• Task to complete
Extract from the listing each line in which the word "JSON" appears.

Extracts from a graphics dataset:

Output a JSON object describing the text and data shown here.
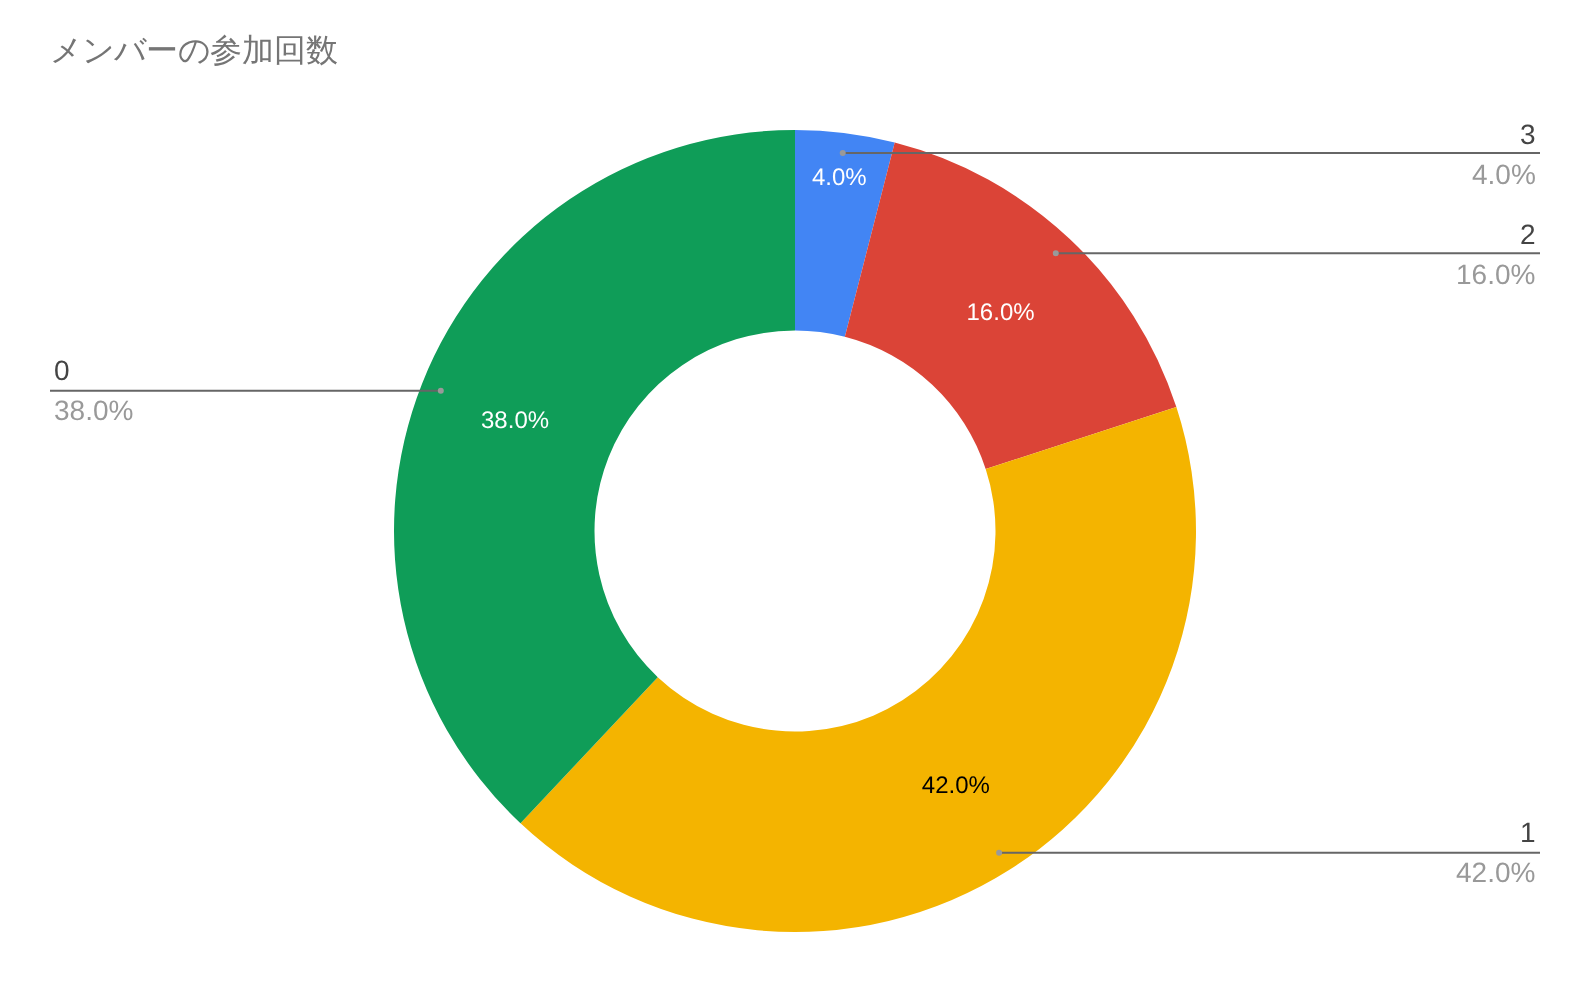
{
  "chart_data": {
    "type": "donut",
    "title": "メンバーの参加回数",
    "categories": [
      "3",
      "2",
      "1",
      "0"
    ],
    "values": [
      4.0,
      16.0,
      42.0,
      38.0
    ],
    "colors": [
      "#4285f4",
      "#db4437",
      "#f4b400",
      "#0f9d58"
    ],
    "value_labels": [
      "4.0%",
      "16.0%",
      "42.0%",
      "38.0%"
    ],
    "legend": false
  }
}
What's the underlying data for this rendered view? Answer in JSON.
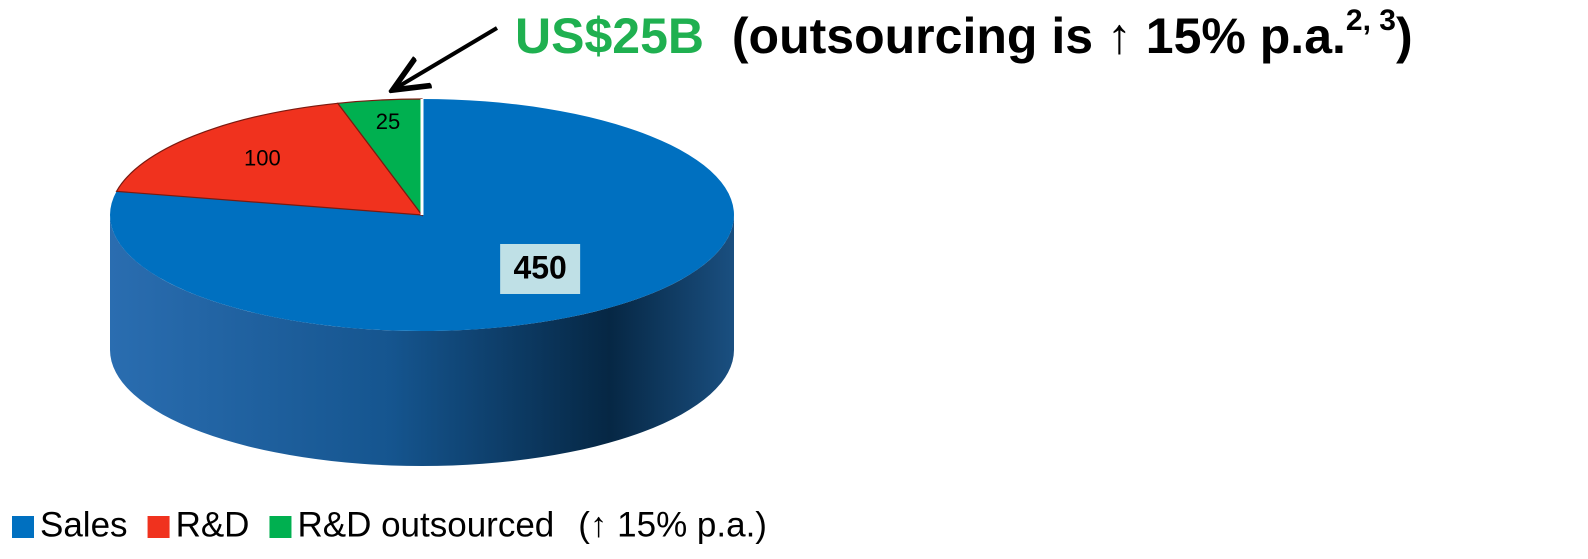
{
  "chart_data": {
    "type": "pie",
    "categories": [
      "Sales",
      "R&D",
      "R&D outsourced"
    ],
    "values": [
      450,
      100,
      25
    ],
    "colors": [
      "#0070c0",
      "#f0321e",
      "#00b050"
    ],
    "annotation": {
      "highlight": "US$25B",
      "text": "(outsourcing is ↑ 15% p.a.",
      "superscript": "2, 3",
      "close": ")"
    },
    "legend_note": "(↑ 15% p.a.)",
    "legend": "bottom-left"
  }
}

• Correct output
Output a JSON object describing the text and data shown here.
What's the underlying data for this rendered view? Answer in JSON.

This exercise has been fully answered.